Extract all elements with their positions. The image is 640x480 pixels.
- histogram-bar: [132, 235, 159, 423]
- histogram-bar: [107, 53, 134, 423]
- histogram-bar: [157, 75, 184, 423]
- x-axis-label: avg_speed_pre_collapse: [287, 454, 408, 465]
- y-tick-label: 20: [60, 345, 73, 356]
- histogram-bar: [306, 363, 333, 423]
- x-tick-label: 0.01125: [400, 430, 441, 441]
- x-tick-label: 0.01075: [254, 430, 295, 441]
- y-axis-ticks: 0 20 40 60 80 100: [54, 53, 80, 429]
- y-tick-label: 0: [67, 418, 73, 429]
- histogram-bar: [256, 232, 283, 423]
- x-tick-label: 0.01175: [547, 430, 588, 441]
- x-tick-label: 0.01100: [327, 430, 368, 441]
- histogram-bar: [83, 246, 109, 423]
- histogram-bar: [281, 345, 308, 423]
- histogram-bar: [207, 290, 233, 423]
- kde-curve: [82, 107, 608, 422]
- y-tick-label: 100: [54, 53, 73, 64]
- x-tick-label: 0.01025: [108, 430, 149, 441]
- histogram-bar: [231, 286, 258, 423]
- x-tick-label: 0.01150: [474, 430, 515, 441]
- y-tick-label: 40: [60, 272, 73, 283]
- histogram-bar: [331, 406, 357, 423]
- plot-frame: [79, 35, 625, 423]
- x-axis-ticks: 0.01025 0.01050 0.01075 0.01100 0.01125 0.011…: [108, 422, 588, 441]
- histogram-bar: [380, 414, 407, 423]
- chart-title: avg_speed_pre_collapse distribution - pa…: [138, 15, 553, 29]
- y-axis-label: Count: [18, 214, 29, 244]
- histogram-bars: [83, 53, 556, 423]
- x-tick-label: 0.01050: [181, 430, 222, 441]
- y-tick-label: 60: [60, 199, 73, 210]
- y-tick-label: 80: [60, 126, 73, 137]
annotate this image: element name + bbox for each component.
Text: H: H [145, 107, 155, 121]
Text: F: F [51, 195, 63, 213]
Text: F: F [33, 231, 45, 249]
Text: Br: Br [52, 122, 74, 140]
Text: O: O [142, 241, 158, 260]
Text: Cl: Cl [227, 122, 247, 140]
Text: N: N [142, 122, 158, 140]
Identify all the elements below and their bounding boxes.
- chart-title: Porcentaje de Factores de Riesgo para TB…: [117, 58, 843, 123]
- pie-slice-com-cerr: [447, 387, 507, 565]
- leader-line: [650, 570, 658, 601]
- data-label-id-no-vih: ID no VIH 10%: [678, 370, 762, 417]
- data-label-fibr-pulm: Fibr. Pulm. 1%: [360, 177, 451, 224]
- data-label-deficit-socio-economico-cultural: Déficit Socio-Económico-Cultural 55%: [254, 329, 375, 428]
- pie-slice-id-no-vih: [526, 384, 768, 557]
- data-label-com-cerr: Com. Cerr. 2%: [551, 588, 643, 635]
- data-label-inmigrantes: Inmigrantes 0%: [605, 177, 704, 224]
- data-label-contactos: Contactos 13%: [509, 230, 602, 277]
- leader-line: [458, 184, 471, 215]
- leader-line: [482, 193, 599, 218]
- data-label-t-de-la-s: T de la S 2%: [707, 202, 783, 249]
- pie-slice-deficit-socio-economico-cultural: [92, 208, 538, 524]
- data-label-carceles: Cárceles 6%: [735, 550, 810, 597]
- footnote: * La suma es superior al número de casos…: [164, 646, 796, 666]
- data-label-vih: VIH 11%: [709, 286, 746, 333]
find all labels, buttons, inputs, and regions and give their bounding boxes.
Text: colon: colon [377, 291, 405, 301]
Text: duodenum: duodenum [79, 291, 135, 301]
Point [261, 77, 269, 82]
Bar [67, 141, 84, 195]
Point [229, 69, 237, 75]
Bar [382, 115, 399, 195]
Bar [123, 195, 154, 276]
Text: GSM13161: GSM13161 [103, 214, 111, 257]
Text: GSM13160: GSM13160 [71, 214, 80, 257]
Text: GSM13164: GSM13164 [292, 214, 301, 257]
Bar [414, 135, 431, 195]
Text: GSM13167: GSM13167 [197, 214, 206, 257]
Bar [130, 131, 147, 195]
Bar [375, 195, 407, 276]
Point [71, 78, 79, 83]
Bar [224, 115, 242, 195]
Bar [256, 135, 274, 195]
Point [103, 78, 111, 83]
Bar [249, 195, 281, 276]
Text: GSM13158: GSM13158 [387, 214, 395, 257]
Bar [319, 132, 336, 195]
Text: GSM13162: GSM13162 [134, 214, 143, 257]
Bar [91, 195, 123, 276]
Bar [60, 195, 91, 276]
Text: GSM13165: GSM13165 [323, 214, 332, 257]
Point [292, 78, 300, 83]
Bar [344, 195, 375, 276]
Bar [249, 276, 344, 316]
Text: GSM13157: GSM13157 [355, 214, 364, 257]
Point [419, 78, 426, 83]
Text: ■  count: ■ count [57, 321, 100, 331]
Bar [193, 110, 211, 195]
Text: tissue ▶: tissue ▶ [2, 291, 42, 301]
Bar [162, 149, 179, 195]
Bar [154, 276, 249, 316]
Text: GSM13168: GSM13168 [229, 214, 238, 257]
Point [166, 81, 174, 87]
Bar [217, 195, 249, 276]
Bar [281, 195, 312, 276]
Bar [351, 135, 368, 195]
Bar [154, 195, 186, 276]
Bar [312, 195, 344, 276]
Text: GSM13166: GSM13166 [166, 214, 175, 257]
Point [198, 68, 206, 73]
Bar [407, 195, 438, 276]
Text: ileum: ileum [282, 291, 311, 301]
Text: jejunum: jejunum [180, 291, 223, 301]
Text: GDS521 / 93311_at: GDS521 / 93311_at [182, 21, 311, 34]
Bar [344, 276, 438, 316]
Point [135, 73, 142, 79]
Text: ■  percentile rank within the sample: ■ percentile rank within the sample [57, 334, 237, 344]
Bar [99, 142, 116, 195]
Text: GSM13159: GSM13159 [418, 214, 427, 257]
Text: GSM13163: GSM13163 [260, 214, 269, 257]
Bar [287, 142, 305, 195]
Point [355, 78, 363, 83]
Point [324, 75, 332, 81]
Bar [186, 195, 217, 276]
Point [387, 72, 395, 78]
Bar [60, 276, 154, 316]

• _TASK_
Reproduce all of the entries above verbatim, keeping every line in its original order.

• _OUTPUT FOR THIS EXERCISE_
Extract all elements with their positions. The image is 640x480 pixels.
- histogram-bar: [132, 235, 159, 423]
- histogram-bar: [107, 53, 134, 423]
- histogram-bar: [157, 75, 184, 423]
- x-axis-label: avg_speed_pre_collapse: [287, 454, 408, 465]
- y-tick-label: 20: [60, 345, 73, 356]
- histogram-bar: [306, 363, 333, 423]
- x-tick-label: 0.01125: [400, 430, 441, 441]
- x-tick-label: 0.01075: [254, 430, 295, 441]
- y-axis-ticks: 0 20 40 60 80 100: [54, 53, 80, 429]
- y-tick-label: 0: [67, 418, 73, 429]
- histogram-bar: [256, 232, 283, 423]
- x-tick-label: 0.01175: [547, 430, 588, 441]
- x-tick-label: 0.01100: [327, 430, 368, 441]
- histogram-bar: [83, 246, 109, 423]
- histogram-bar: [281, 345, 308, 423]
- histogram-bar: [207, 290, 233, 423]
- kde-curve: [82, 107, 608, 422]
- y-tick-label: 100: [54, 53, 73, 64]
- x-tick-label: 0.01025: [108, 430, 149, 441]
- histogram-bar: [231, 286, 258, 423]
- x-tick-label: 0.01150: [474, 430, 515, 441]
- y-tick-label: 40: [60, 272, 73, 283]
- histogram-bar: [331, 406, 357, 423]
- plot-frame: [79, 35, 625, 423]
- x-axis-ticks: 0.01025 0.01050 0.01075 0.01100 0.01125 0.011…: [108, 422, 588, 441]
- histogram-bar: [380, 414, 407, 423]
- chart-title: avg_speed_pre_collapse distribution - pa…: [138, 15, 553, 29]
- y-axis-label: Count: [18, 214, 29, 244]
- histogram-bars: [83, 53, 556, 423]
- x-tick-label: 0.01050: [181, 430, 222, 441]
- y-tick-label: 60: [60, 199, 73, 210]
- y-tick-label: 80: [60, 126, 73, 137]
annotate this image: element name + bbox for each component.
Text: H: H [145, 107, 155, 121]
Text: F: F [51, 195, 63, 213]
Text: F: F [33, 231, 45, 249]
Text: Br: Br [52, 122, 74, 140]
Text: O: O [142, 241, 158, 260]
Text: Cl: Cl [227, 122, 247, 140]
Text: N: N [142, 122, 158, 140]
Identify all the elements below and their bounding boxes.
- chart-title: Porcentaje de Factores de Riesgo para TB…: [117, 58, 843, 123]
- pie-slice-com-cerr: [447, 387, 507, 565]
- leader-line: [650, 570, 658, 601]
- data-label-id-no-vih: ID no VIH 10%: [678, 370, 762, 417]
- data-label-fibr-pulm: Fibr. Pulm. 1%: [360, 177, 451, 224]
- data-label-deficit-socio-economico-cultural: Déficit Socio-Económico-Cultural 55%: [254, 329, 375, 428]
- pie-slice-id-no-vih: [526, 384, 768, 557]
- data-label-com-cerr: Com. Cerr. 2%: [551, 588, 643, 635]
- data-label-inmigrantes: Inmigrantes 0%: [605, 177, 704, 224]
- data-label-contactos: Contactos 13%: [509, 230, 602, 277]
- leader-line: [458, 184, 471, 215]
- leader-line: [482, 193, 599, 218]
- data-label-t-de-la-s: T de la S 2%: [707, 202, 783, 249]
- pie-slice-deficit-socio-economico-cultural: [92, 208, 538, 524]
- data-label-carceles: Cárceles 6%: [735, 550, 810, 597]
- footnote: * La suma es superior al número de casos…: [164, 646, 796, 666]
- data-label-vih: VIH 11%: [709, 286, 746, 333]
find all labels, buttons, inputs, and regions and give their bounding boxes.
Text: colon: colon [377, 291, 405, 301]
Text: duodenum: duodenum [79, 291, 135, 301]
Point [261, 77, 269, 82]
Bar [67, 141, 84, 195]
Point [229, 69, 237, 75]
Bar [382, 115, 399, 195]
Bar [123, 195, 154, 276]
Text: GSM13161: GSM13161 [103, 214, 111, 257]
Text: GSM13160: GSM13160 [71, 214, 80, 257]
Text: GSM13164: GSM13164 [292, 214, 301, 257]
Bar [414, 135, 431, 195]
Text: GSM13167: GSM13167 [197, 214, 206, 257]
Bar [130, 131, 147, 195]
Bar [375, 195, 407, 276]
Point [71, 78, 79, 83]
Bar [224, 115, 242, 195]
Bar [256, 135, 274, 195]
Point [103, 78, 111, 83]
Bar [249, 195, 281, 276]
Text: GSM13158: GSM13158 [387, 214, 395, 257]
Bar [319, 132, 336, 195]
Text: GSM13162: GSM13162 [134, 214, 143, 257]
Bar [91, 195, 123, 276]
Bar [60, 195, 91, 276]
Text: GSM13165: GSM13165 [323, 214, 332, 257]
Point [292, 78, 300, 83]
Bar [344, 195, 375, 276]
Bar [249, 276, 344, 316]
Text: GSM13157: GSM13157 [355, 214, 364, 257]
Point [419, 78, 426, 83]
Text: ■  count: ■ count [57, 321, 100, 331]
Bar [193, 110, 211, 195]
Text: tissue ▶: tissue ▶ [2, 291, 42, 301]
Bar [162, 149, 179, 195]
Bar [154, 276, 249, 316]
Text: GSM13168: GSM13168 [229, 214, 238, 257]
Point [166, 81, 174, 87]
Bar [217, 195, 249, 276]
Bar [281, 195, 312, 276]
Bar [351, 135, 368, 195]
Bar [154, 195, 186, 276]
Bar [312, 195, 344, 276]
Text: GSM13166: GSM13166 [166, 214, 175, 257]
Point [198, 68, 206, 73]
Bar [407, 195, 438, 276]
Text: ileum: ileum [282, 291, 311, 301]
Text: jejunum: jejunum [180, 291, 223, 301]
Text: GDS521 / 93311_at: GDS521 / 93311_at [182, 21, 311, 34]
Bar [344, 276, 438, 316]
Point [135, 73, 142, 79]
Text: ■  percentile rank within the sample: ■ percentile rank within the sample [57, 334, 237, 344]
Bar [99, 142, 116, 195]
Text: GSM13159: GSM13159 [418, 214, 427, 257]
Text: GSM13163: GSM13163 [260, 214, 269, 257]
Bar [287, 142, 305, 195]
Point [355, 78, 363, 83]
Point [324, 75, 332, 81]
Bar [186, 195, 217, 276]
Point [387, 72, 395, 78]
Bar [60, 276, 154, 316]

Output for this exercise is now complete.